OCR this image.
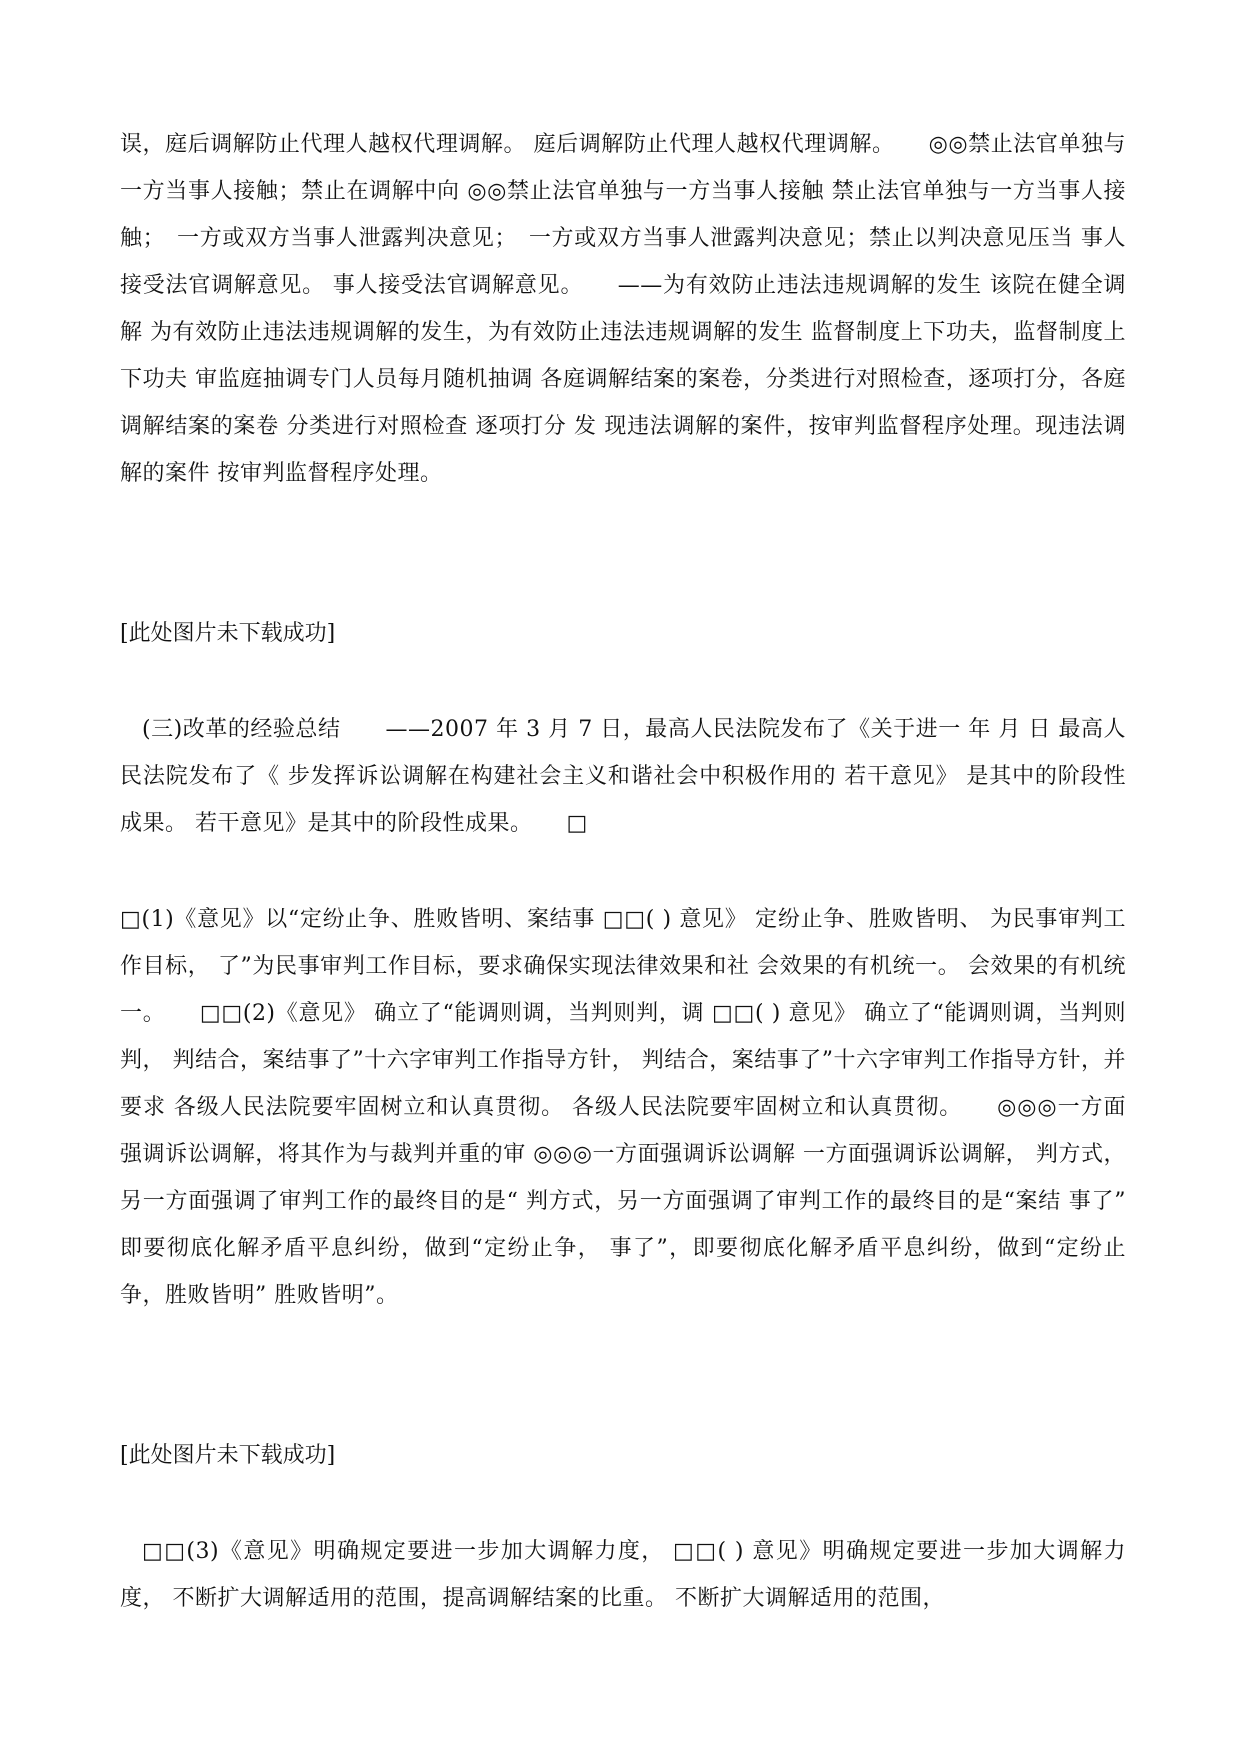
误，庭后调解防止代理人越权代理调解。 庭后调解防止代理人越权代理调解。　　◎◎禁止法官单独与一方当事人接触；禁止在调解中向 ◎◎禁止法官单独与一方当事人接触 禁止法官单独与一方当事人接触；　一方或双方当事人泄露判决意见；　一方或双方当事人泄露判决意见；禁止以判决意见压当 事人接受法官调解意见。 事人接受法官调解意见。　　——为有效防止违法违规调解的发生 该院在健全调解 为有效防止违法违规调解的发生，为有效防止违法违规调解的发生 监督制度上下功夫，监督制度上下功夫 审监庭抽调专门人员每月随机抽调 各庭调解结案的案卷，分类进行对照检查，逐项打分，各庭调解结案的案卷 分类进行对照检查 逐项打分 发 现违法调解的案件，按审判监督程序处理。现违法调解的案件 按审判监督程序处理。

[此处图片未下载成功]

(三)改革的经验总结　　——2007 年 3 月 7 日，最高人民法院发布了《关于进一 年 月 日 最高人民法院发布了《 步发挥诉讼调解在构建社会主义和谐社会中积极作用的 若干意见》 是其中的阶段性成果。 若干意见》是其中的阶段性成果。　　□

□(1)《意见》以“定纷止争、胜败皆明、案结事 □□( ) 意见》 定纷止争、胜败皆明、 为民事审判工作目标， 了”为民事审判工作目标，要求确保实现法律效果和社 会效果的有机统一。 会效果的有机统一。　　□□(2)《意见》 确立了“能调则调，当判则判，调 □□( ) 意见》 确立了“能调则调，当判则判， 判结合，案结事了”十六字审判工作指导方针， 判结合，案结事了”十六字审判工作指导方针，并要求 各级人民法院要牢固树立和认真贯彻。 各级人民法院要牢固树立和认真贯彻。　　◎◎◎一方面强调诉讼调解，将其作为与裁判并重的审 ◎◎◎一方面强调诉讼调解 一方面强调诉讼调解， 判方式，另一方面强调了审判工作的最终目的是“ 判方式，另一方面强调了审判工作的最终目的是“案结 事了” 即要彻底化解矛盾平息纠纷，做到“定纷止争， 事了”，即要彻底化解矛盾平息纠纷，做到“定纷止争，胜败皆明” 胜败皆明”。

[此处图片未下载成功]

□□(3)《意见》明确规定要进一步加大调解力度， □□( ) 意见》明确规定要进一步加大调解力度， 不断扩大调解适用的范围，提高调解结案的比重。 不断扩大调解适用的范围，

+++

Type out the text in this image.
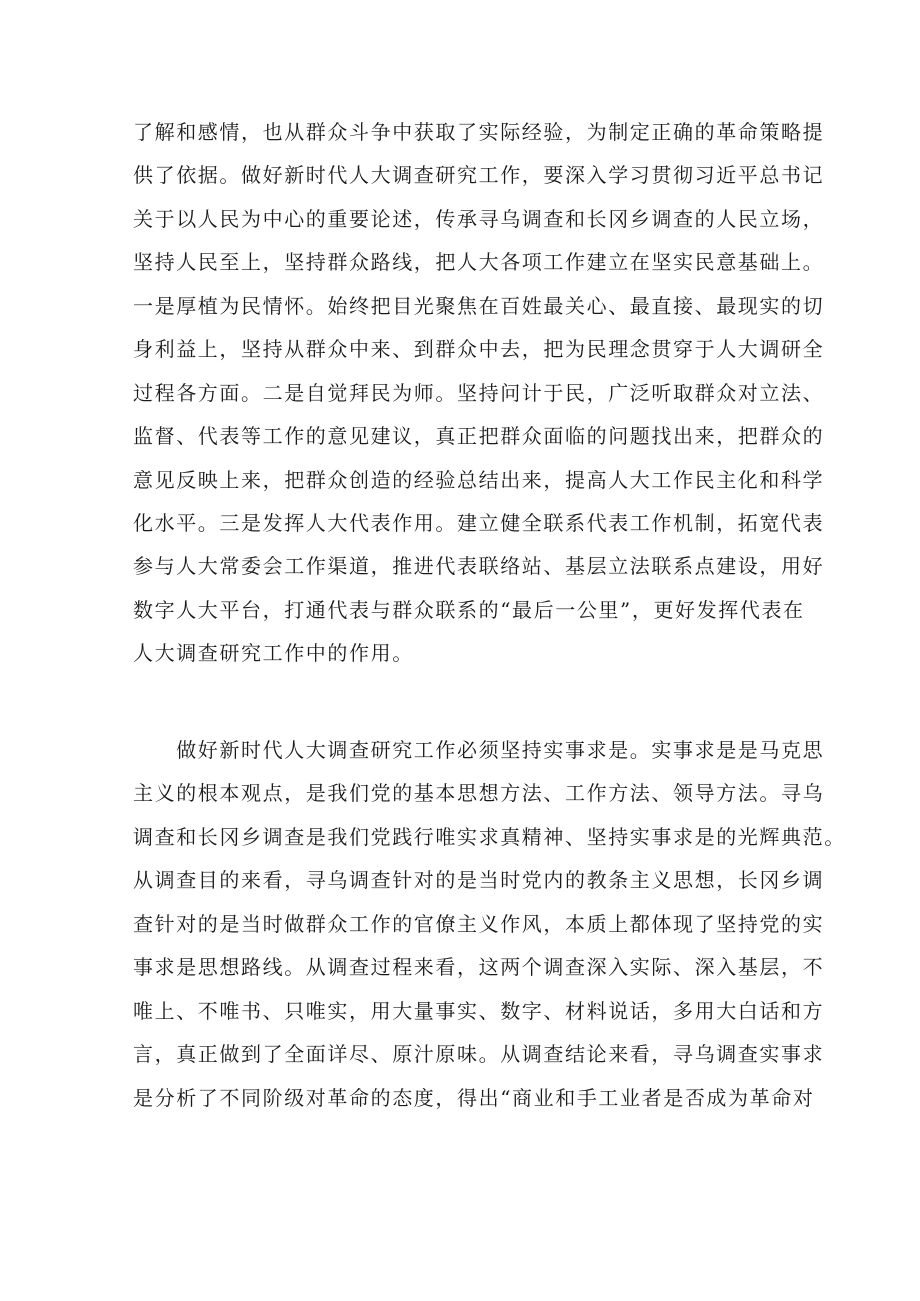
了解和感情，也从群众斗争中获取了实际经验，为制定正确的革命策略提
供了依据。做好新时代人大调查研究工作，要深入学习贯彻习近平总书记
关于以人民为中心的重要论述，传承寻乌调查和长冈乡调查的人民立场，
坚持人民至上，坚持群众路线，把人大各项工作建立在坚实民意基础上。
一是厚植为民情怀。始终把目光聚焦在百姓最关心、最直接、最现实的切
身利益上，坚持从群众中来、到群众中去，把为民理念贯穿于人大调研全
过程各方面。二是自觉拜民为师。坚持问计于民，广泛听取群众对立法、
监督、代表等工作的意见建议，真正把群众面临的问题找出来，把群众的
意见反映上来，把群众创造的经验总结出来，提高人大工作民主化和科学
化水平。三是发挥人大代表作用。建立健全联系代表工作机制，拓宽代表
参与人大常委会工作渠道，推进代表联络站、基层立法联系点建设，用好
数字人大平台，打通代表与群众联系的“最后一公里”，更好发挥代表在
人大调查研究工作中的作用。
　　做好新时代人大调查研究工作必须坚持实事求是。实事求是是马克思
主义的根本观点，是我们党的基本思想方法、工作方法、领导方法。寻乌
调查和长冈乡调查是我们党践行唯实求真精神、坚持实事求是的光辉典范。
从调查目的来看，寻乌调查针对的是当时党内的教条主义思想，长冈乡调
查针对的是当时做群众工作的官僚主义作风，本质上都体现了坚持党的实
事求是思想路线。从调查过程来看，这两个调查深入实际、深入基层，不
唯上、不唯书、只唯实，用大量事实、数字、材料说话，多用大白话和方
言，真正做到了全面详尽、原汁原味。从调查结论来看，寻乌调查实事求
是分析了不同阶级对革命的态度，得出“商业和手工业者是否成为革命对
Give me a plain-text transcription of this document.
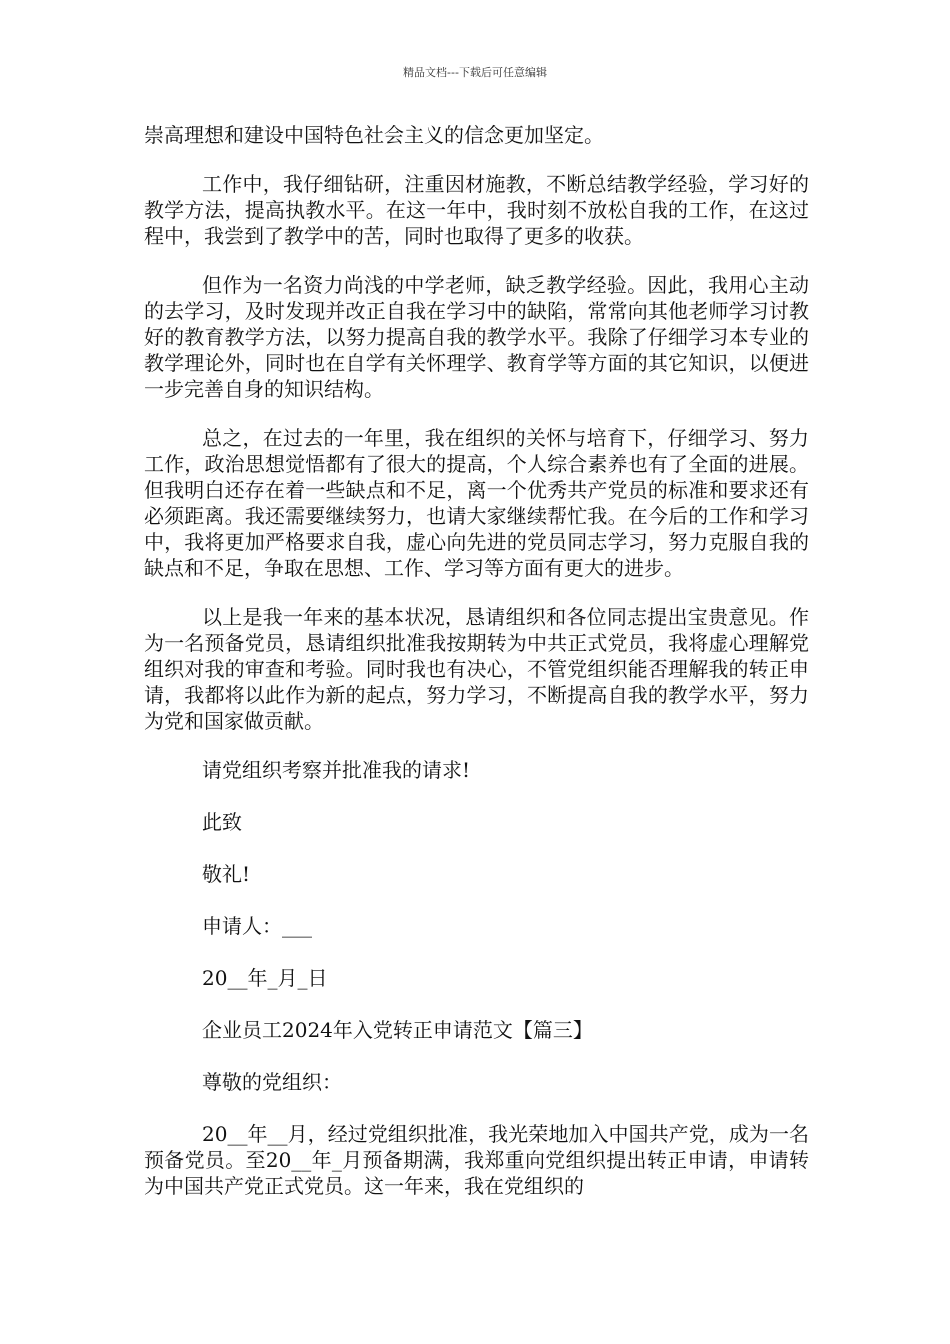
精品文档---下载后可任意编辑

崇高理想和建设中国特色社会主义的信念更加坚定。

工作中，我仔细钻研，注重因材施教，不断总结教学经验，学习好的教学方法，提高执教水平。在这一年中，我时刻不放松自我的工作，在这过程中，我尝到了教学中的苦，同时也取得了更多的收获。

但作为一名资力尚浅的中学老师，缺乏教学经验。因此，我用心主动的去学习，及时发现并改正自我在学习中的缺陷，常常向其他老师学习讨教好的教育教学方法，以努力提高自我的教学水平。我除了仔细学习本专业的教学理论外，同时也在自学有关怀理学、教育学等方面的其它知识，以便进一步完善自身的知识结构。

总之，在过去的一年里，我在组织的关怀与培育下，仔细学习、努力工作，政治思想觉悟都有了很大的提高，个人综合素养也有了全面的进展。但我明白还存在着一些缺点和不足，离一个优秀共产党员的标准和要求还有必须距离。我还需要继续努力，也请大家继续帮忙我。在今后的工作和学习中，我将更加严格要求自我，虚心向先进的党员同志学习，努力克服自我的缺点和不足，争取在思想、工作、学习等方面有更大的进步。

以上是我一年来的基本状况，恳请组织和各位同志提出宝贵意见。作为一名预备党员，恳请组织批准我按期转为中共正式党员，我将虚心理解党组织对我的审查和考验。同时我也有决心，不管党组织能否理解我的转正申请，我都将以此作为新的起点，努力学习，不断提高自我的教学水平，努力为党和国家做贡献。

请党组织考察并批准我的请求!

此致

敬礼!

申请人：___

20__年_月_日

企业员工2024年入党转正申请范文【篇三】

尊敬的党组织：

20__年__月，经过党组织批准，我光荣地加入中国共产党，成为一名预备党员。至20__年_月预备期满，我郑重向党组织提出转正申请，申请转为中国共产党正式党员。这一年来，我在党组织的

+++

Look through the listing above and count the lines where the string "image" appears. Report the number only.

◆ Finished exercise: 2